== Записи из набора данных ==
────────
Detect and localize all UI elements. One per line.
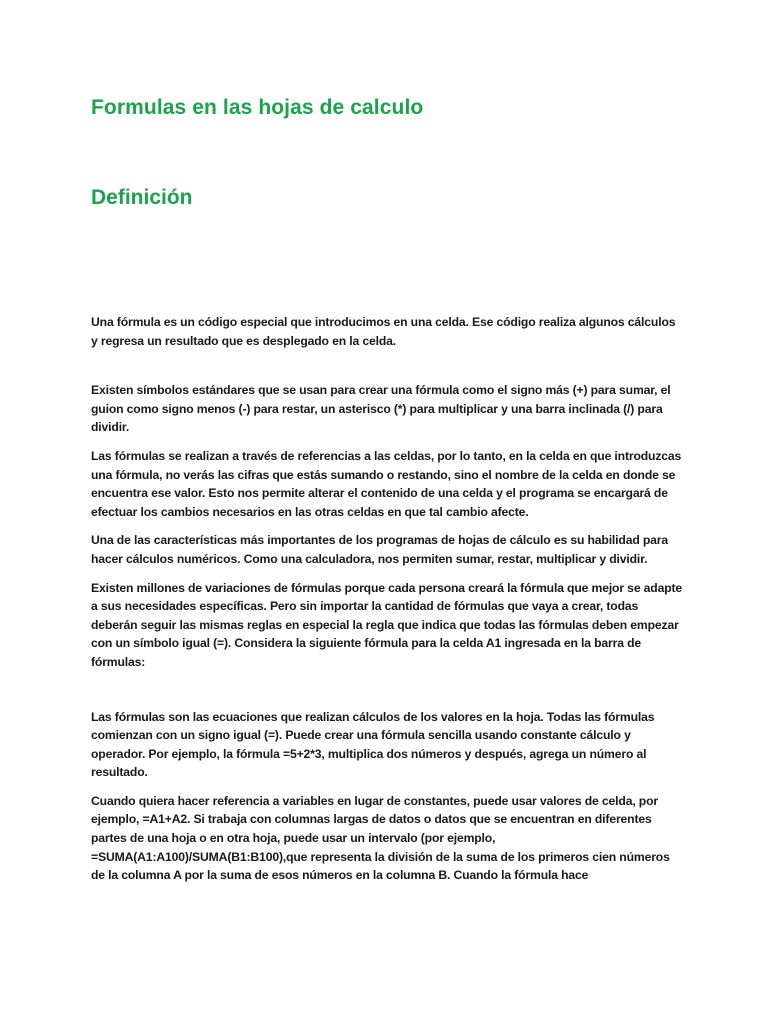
paragraph-7: Cuando quiera hacer referencia a variables en lugar de constantes, puede usar valores de celda, por ejemplo, =A1+A2. Si trabaja con columnas largas de datos o datos que se encuentran en diferentes partes de una hoja o en otra hoja, puede usar un intervalo (por ejemplo, =SUMA(A1:A100)/SUMA(B1:B100),que representa la división de la suma de los primeros cien números de la columna A por la suma de esos números en la columna B. Cuando la fórmula hace — [91, 793, 670, 883]
paragraph-3: Las fórmulas se realizan a través de referencias a las celdas, por lo tanto, en la celda en que introduzcas una fórmula, no verás las cifras que estás sumando o restando, sino el nombre de la celda en donde se encuentra ese valor. Esto nos permite alterar el contenido de una celda y el programa se encargará de efectuar los cambios necesarios en las otras celdas en que tal cambio afecte. — [91, 448, 682, 519]
paragraph-6: Las fórmulas son las ecuaciones que realizan cálculos de los valores en la hoja. Todas las fórmulas comienzan con un signo igual (=). Puede crear una fórmula sencilla usando constante cálculo y operador. Por ejemplo, la fórmula =5+2*3, multiplica dos números y después, agrega un número al resultado. — [91, 709, 655, 780]
paragraph-1: Una fórmula es un código especial que introducimos en una celda. Ese código realiza algunos cálculos y regresa un resultado que es desplegado en la celda. — [91, 315, 676, 348]
document-body — [91, 313, 683, 885]
paragraph-4: Una de las características más importantes de los programas de hojas de cálculo es su habilidad para hacer cálculos numéricos. Como una calculadora, nos permiten sumar, restar, multiplicar y dividir. — [91, 533, 668, 566]
paragraph-5: Existen millones de variaciones de fórmulas porque cada persona creará la fórmula que mejor se adapte a sus necesidades específicas. Pero sin importar la cantidad de fórmulas que vaya a crear, todas deberán seguir las mismas reglas en especial la regla que indica que todas las fórmulas deben empezar con un símbolo igual (=). Considera la siguiente fórmula para la celda A1 ingresada en la barra de fórmulas: — [91, 580, 683, 669]
document-title: Formulas en las hojas de calculo — [91, 96, 424, 119]
paragraph-2: Existen símbolos estándares que se usan para crear una fórmula como el signo más (+) para sumar, el guion como signo menos (-) para restar, un asterisco (*) para multiplicar y una barra inclinada (/) para dividir. — [91, 383, 671, 435]
section-heading: Definición — [91, 186, 193, 209]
────────
== СУТЬ ЗАДАНИЯ ==
Представьте все строки записей в виде списка JSON из строк, по одной строке на элемент, пропустив пустые строки и изображения.

== ИТОГОВЫЙ ОТВЕТ ==
[
  "Detect and localize all UI elements. One per line.",
  "paragraph-7: Cuando quiera hacer referencia a variables en lugar de constantes, puede usar valores de celda, por ejemplo, =A1+A2. Si trabaja con columnas largas de datos o datos que se encuentran en diferentes partes de una hoja o en otra hoja, puede usar un intervalo (por ejemplo, =SUMA(A1:A100)/SUMA(B1:B100),que representa la división de la suma de los primeros cien números de la columna A por la suma de esos números en la columna B. Cuando la fórmula hace — [91, 793, 670, 883]",
  "paragraph-3: Las fórmulas se realizan a través de referencias a las celdas, por lo tanto, en la celda en que introduzcas una fórmula, no verás las cifras que estás sumando o restando, sino el nombre de la celda en donde se encuentra ese valor. Esto nos permite alterar el contenido de una celda y el programa se encargará de efectuar los cambios necesarios en las otras celdas en que tal cambio afecte. — [91, 448, 682, 519]",
  "paragraph-6: Las fórmulas son las ecuaciones que realizan cálculos de los valores en la hoja. Todas las fórmulas comienzan con un signo igual (=). Puede crear una fórmula sencilla usando constante cálculo y operador. Por ejemplo, la fórmula =5+2*3, multiplica dos números y después, agrega un número al resultado. — [91, 709, 655, 780]",
  "paragraph-1: Una fórmula es un código especial que introducimos en una celda. Ese código realiza algunos cálculos y regresa un resultado que es desplegado en la celda. — [91, 315, 676, 348]",
  "document-body — [91, 313, 683, 885]",
  "paragraph-4: Una de las características más importantes de los programas de hojas de cálculo es su habilidad para hacer cálculos numéricos. Como una calculadora, nos permiten sumar, restar, multiplicar y dividir. — [91, 533, 668, 566]",
  "paragraph-5: Existen millones de variaciones de fórmulas porque cada persona creará la fórmula que mejor se adapte a sus necesidades específicas. Pero sin importar la cantidad de fórmulas que vaya a crear, todas deberán seguir las mismas reglas en especial la regla que indica que todas las fórmulas deben empezar con un símbolo igual (=). Considera la siguiente fórmula para la celda A1 ingresada en la barra de fórmulas: — [91, 580, 683, 669]",
  "document-title: Formulas en las hojas de calculo — [91, 96, 424, 119]",
  "paragraph-2: Existen símbolos estándares que se usan para crear una fórmula como el signo más (+) para sumar, el guion como signo menos (-) para restar, un asterisco (*) para multiplicar y una barra inclinada (/) para dividir. — [91, 383, 671, 435]",
  "section-heading: Definición — [91, 186, 193, 209]"
]